• **INSTRUCTIONS TO FOLLOW**:
Write the material out again exactly.

• **DATA SHOWN**:
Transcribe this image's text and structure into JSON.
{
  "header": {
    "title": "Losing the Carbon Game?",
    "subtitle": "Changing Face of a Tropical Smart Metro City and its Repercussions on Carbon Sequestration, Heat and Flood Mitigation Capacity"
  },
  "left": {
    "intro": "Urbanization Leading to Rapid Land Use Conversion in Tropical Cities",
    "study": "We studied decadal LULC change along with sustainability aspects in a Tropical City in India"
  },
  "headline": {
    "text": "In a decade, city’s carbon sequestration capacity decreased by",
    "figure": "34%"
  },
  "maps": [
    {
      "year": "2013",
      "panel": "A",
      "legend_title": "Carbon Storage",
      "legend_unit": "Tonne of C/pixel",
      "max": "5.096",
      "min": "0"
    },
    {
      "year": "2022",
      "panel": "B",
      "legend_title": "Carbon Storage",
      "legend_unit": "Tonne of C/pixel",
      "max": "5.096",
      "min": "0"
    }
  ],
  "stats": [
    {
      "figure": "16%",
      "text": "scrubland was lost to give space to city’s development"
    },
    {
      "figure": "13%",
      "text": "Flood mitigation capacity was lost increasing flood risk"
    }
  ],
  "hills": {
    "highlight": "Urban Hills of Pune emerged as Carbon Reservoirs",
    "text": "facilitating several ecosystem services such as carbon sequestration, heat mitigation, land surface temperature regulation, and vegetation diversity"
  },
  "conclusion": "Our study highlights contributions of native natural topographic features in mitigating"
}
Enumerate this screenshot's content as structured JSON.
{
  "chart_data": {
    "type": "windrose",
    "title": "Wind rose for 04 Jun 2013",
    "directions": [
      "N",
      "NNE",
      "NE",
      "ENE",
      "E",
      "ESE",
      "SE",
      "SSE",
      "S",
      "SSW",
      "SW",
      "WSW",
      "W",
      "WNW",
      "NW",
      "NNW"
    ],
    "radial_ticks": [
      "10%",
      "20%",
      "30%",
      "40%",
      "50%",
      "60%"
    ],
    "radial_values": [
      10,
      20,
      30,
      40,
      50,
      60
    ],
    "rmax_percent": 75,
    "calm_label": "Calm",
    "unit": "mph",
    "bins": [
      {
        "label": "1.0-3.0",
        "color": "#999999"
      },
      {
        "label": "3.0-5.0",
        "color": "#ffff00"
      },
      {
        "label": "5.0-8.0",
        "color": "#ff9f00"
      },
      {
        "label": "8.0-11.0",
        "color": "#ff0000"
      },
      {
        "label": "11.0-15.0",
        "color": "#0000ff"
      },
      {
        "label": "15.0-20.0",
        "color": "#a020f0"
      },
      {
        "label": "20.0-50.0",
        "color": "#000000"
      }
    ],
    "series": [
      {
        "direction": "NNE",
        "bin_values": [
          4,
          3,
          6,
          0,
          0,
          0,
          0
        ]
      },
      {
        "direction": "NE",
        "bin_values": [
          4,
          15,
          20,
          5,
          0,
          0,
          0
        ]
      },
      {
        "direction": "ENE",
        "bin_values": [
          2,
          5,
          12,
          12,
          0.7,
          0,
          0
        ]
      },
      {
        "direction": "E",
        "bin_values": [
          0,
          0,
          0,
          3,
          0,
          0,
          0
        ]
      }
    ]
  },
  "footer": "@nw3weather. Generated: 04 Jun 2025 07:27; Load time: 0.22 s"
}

• **EXERCISE OUTPUT**:
Transcribe this image's text and structure into JSON.
{
  "header": {
    "title": "Losing the Carbon Game?",
    "subtitle": "Changing Face of a Tropical Smart Metro City and its Repercussions on Carbon Sequestration, Heat and Flood Mitigation Capacity"
  },
  "left": {
    "intro": "Urbanization Leading to Rapid Land Use Conversion in Tropical Cities",
    "study": "We studied decadal LULC change along with sustainability aspects in a Tropical City in India"
  },
  "headline": {
    "text": "In a decade, city’s carbon sequestration capacity decreased by",
    "figure": "34%"
  },
  "maps": [
    {
      "year": "2013",
      "panel": "A",
      "legend_title": "Carbon Storage",
      "legend_unit": "Tonne of C/pixel",
      "max": "5.096",
      "min": "0"
    },
    {
      "year": "2022",
      "panel": "B",
      "legend_title": "Carbon Storage",
      "legend_unit": "Tonne of C/pixel",
      "max": "5.096",
      "min": "0"
    }
  ],
  "stats": [
    {
      "figure": "16%",
      "text": "scrubland was lost to give space to city’s development"
    },
    {
      "figure": "13%",
      "text": "Flood mitigation capacity was lost increasing flood risk"
    }
  ],
  "hills": {
    "highlight": "Urban Hills of Pune emerged as Carbon Reservoirs",
    "text": "facilitating several ecosystem services such as carbon sequestration, heat mitigation, land surface temperature regulation, and vegetation diversity"
  },
  "conclusion": "Our study highlights contributions of native natural topographic features in mitigating"
}
Enumerate this screenshot's content as structured JSON.
{
  "chart_data": {
    "type": "windrose",
    "title": "Wind rose for 04 Jun 2013",
    "directions": [
      "N",
      "NNE",
      "NE",
      "ENE",
      "E",
      "ESE",
      "SE",
      "SSE",
      "S",
      "SSW",
      "SW",
      "WSW",
      "W",
      "WNW",
      "NW",
      "NNW"
    ],
    "radial_ticks": [
      "10%",
      "20%",
      "30%",
      "40%",
      "50%",
      "60%"
    ],
    "radial_values": [
      10,
      20,
      30,
      40,
      50,
      60
    ],
    "rmax_percent": 75,
    "calm_label": "Calm",
    "unit": "mph",
    "bins": [
      {
        "label": "1.0-3.0",
        "color": "#999999"
      },
      {
        "label": "3.0-5.0",
        "color": "#ffff00"
      },
      {
        "label": "5.0-8.0",
        "color": "#ff9f00"
      },
      {
        "label": "8.0-11.0",
        "color": "#ff0000"
      },
      {
        "label": "11.0-15.0",
        "color": "#0000ff"
      },
      {
        "label": "15.0-20.0",
        "color": "#a020f0"
      },
      {
        "label": "20.0-50.0",
        "color": "#000000"
      }
    ],
    "series": [
      {
        "direction": "NNE",
        "bin_values": [
          4,
          3,
          6,
          0,
          0,
          0,
          0
        ]
      },
      {
        "direction": "NE",
        "bin_values": [
          4,
          15,
          20,
          5,
          0,
          0,
          0
        ]
      },
      {
        "direction": "ENE",
        "bin_values": [
          2,
          5,
          12,
          12,
          0.7,
          0,
          0
        ]
      },
      {
        "direction": "E",
        "bin_values": [
          0,
          0,
          0,
          3,
          0,
          0,
          0
        ]
      }
    ]
  },
  "footer": "@nw3weather. Generated: 04 Jun 2025 07:27; Load time: 0.22 s"
}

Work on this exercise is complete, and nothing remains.